An abstract for Iman Jalilvand’s dissertation is included below.
Examinations are open to all members of the campus community as well as the general public. Registration is not required for in-person exams.
ABSTRACT
Extended reality (XR) and machine learning (ML) are becoming pivotal enabling technologies in smart manufacturing, particularly for optimizing complex/multi-step processes. XR platforms provide immersive, interactive training environments for operators, while ML enables precise control and optimization of manufacturing processes. However, integrating these technologies into dynamic, real-time environments still presents challenges, particularly when faced with process variability and uncertainty.

(Page layout parsing records)
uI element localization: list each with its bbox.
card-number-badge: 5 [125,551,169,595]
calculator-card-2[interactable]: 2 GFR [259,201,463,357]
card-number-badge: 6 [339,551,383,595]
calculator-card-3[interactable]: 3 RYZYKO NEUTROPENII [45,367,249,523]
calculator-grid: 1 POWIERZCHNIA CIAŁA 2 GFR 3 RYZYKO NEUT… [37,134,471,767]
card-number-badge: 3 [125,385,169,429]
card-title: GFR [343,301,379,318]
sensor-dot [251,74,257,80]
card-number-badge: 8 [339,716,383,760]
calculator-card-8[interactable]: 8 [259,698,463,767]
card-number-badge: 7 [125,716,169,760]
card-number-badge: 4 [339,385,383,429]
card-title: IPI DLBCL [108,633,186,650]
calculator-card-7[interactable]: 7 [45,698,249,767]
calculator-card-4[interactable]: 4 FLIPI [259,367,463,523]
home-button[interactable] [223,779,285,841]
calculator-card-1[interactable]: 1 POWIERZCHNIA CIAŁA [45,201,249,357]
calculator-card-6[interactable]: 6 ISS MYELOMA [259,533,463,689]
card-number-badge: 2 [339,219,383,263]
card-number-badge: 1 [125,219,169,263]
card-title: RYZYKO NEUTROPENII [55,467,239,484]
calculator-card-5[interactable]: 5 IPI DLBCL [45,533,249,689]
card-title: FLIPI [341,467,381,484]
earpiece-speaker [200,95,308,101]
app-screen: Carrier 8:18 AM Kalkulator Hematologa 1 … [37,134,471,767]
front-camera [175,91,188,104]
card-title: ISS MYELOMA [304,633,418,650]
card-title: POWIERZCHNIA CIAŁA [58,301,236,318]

ASSIGNMENT 1:
Decide whether each statement agrees with the dissertation announcement. Answer yes or no, and quote the deciding words.
(a) In-person exams require registration.
(b) The general public may attend examinations.
(c) XR platforms provide precise control and optimization of manufacturing processes.
ASSIGNMENT 2:
Answer these questions from the dissertation announcement.
(a) Whose dissertation does the abstract belong to?
(b) Who may attend the examinations?
(c) According to the abstract, under what conditions is integrating XR and ML into real-time environments particularly challenging?
ASSIGNMENT 3: Carry on the abstract in the dissertation announcement, starting after its last sentence.
These records are separate from the dissertation announcement and unrelated to it.

EXERCISE RESPONSE 1:
(a) No: "Registration is not required for in-person exams."
(b) Yes: "open to all members of the campus community as well as the general public"
(c) No: "while ML enables precise control and optimization of manufacturing processes"

EXERCISE RESPONSE 2:
(a) Iman Jalilvand's
(b) All members of the campus community, as well as the general public
(c) When faced with process variability and uncertainty

EXERCISE RESPONSE 3:
This dissertation addresses this technological trend in the thermoforming manufacturing process by developing a set of new XR systems, including virtual reality (VR) and mixed reality (MR) platforms integrated with real-time heat transfer simulations, for operator training. These immersive systems offer hands-on interaction with critical process variables such as temperature distribution, allowing operators to gain practical, real-world experience in a simulated environment. It is shown that the enhanced user engagement and precision achieved through the developed XR platforms significantly improve training performance metrics, as opposed to traditional training methods which often lack interactivity and real-time feedback. In the second part of this research, deep reinforcement learning (DRL) models are trained, using the same simulation models, and utilized to optimize the thermoforming process. Algorithms such as Proximal Policy Optimization (PPO) and Deep Q-Networks (DQN) are employed and compared to control temperature distribution across thermoplastic sheet, resulting in better energy efficiency and product quality. The study also explores a multi-agent reinforcement learning (MARL) to optimize multi-heater systems in the process, providing a decentralized control and improving the model training process efficiency. Finally, a novel transfer learning (TL) application is introduced to improve the adaptability of the above RL models, ensuring a robust performance despite practicable uncertainties like fluctuating material properties and varying environmental conditions that are faced in practice.